- Goal of the exercise -
Copy out each line of the material in which the word "only" appears.
*-*-*
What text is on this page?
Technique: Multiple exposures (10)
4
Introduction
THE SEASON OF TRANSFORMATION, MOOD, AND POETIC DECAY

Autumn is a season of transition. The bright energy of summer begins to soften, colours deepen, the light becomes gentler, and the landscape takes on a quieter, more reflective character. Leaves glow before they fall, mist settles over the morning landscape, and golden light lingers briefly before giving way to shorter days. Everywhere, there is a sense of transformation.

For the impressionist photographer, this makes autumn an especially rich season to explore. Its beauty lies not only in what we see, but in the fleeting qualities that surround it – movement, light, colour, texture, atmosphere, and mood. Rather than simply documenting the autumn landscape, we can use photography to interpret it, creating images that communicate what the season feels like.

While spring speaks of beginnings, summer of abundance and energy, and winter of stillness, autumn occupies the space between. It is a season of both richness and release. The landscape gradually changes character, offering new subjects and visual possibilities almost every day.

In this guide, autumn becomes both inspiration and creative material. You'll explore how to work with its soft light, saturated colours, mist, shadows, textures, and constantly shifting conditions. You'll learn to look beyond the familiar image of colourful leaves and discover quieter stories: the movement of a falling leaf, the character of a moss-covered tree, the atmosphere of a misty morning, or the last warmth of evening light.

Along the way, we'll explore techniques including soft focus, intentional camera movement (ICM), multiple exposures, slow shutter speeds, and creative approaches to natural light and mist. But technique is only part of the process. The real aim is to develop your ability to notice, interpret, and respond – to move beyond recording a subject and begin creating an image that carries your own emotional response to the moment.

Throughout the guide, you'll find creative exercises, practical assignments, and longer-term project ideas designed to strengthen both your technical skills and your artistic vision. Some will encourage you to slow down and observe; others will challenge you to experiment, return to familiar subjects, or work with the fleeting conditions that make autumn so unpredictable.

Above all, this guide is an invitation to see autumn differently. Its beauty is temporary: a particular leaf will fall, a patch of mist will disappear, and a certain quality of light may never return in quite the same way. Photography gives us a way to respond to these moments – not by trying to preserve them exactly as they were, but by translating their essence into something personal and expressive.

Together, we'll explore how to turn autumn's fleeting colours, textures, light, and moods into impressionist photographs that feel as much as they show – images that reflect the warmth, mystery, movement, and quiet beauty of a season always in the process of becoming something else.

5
*-*-*
- Answer for this exercise -
For the impressionist photographer, this makes autumn an especially rich season to explore. Its beauty lies not only in what we see, but in the fleeting qualities that surround it – movement, light, colour, texture, atmosphere, and mood. Rather than simply documenting the autumn landscape, we can use photography to interpret it, creating images that communicate what the season feels like.
Along the way, we'll explore techniques including soft focus, intentional camera movement (ICM), multiple exposures, slow shutter speeds, and creative approaches to natural light and mist. But technique is only part of the process. The real aim is to develop your ability to notice, interpret, and respond – to move beyond recording a subject and begin creating an image that carries your own emotional response to the moment.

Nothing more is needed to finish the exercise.